** START OF Dataset content **

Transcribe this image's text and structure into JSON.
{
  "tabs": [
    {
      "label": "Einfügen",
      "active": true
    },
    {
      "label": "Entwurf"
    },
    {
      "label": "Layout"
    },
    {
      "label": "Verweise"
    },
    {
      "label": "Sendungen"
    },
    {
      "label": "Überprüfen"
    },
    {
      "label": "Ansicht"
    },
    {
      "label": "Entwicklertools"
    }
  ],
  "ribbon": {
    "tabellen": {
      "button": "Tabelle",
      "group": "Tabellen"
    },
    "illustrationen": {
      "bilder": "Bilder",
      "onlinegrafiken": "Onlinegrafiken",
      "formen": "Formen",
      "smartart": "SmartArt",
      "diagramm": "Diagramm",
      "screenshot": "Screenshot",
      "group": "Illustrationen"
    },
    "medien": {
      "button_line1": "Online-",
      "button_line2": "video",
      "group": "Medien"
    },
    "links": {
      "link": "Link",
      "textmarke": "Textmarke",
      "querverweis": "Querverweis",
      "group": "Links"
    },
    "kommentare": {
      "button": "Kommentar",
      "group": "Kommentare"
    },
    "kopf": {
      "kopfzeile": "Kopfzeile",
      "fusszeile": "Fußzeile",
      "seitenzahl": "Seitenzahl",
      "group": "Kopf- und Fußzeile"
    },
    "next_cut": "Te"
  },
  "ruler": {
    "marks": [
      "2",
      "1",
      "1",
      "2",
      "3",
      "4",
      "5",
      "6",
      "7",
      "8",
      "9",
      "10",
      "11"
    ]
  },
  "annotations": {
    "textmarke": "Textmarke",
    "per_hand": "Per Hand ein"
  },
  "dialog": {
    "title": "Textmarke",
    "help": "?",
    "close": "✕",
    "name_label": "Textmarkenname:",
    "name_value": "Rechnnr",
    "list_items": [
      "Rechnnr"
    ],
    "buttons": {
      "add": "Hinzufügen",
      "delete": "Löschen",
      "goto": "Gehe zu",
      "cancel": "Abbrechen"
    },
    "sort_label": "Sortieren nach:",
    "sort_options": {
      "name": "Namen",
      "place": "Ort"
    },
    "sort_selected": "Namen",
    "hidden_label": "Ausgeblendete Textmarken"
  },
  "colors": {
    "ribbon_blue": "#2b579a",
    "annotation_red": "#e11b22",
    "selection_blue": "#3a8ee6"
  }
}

** END OF Dataset content **

Copy all lines above containing the string "Fußzeile".

      "fusszeile": "Fußzeile",
      "group": "Kopf- und Fußzeile"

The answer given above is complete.